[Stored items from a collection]
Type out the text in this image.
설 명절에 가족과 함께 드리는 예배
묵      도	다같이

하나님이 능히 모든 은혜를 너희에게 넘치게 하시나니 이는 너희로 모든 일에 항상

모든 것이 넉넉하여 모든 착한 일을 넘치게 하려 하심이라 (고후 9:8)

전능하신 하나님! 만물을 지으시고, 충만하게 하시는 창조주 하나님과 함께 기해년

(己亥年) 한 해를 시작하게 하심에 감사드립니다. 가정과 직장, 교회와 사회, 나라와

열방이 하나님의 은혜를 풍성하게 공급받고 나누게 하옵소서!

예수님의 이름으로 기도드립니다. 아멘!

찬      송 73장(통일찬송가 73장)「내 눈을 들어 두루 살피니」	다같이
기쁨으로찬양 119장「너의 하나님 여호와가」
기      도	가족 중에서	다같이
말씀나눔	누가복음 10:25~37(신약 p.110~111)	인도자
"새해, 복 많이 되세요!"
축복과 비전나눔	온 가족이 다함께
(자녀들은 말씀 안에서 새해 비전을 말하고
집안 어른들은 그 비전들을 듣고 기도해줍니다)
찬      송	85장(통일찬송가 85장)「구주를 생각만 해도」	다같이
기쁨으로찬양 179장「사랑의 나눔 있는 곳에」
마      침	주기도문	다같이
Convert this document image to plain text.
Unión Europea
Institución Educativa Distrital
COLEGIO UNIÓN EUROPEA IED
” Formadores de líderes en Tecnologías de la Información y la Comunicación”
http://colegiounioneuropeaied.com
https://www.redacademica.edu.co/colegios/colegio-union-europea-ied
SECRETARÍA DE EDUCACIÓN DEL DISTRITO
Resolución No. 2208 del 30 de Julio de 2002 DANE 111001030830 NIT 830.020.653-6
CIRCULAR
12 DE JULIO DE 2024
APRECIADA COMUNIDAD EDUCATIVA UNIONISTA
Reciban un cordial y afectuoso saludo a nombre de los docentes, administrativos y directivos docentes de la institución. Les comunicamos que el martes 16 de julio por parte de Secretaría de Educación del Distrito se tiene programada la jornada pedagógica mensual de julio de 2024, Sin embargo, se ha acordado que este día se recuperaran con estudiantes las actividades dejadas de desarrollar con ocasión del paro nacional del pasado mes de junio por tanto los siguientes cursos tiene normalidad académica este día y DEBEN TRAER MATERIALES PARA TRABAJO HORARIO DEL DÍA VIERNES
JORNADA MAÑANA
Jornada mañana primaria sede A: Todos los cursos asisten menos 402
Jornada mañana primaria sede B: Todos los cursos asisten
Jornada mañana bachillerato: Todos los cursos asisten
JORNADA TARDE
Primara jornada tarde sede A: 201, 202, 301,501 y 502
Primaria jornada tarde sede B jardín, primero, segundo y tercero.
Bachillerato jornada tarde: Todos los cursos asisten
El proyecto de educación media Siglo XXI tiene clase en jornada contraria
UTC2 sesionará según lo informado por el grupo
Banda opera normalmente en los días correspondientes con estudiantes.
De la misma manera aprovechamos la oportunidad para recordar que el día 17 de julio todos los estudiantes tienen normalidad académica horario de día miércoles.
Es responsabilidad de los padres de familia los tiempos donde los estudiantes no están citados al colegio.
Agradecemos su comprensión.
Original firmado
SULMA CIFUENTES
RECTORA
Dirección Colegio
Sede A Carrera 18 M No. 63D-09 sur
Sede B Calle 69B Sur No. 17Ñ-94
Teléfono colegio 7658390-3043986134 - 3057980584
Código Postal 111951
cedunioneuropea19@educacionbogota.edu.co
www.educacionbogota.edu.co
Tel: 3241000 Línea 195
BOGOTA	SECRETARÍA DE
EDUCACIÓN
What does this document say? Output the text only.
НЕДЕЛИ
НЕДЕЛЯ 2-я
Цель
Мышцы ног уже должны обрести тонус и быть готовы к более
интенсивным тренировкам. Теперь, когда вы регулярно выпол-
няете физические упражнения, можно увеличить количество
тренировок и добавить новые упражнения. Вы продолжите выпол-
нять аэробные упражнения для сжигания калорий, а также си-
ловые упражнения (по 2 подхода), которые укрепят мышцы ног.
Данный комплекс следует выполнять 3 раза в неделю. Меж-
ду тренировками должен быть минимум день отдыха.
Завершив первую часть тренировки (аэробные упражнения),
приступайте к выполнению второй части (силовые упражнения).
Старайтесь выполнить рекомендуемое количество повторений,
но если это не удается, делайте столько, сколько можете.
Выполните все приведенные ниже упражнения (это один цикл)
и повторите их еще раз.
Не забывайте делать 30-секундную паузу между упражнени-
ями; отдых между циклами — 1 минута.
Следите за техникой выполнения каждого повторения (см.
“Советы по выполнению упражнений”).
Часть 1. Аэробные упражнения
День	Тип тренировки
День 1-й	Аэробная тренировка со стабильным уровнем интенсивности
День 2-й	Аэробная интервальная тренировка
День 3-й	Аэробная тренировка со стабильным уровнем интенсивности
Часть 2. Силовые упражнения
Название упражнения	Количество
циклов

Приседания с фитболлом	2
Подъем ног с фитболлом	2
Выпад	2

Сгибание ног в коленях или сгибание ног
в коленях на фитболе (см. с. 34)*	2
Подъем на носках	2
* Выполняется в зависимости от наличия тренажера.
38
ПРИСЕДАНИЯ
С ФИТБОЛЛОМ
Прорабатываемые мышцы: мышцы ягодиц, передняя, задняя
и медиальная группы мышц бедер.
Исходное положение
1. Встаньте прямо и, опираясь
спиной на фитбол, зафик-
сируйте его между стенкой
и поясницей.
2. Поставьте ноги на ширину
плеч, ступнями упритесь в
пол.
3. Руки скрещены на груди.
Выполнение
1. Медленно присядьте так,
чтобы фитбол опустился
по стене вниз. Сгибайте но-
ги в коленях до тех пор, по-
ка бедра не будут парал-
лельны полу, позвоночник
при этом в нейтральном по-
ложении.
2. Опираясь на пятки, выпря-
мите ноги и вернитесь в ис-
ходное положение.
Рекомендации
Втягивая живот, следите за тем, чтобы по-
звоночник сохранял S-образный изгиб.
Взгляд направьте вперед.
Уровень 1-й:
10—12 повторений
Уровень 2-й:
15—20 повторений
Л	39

TASK DESCRIPTION: Return all the lines that contain the string "выполнению".

RESULT:
приступайте к выполнению второй части (силовые упражнения).
“Советы по выполнению упражнений”).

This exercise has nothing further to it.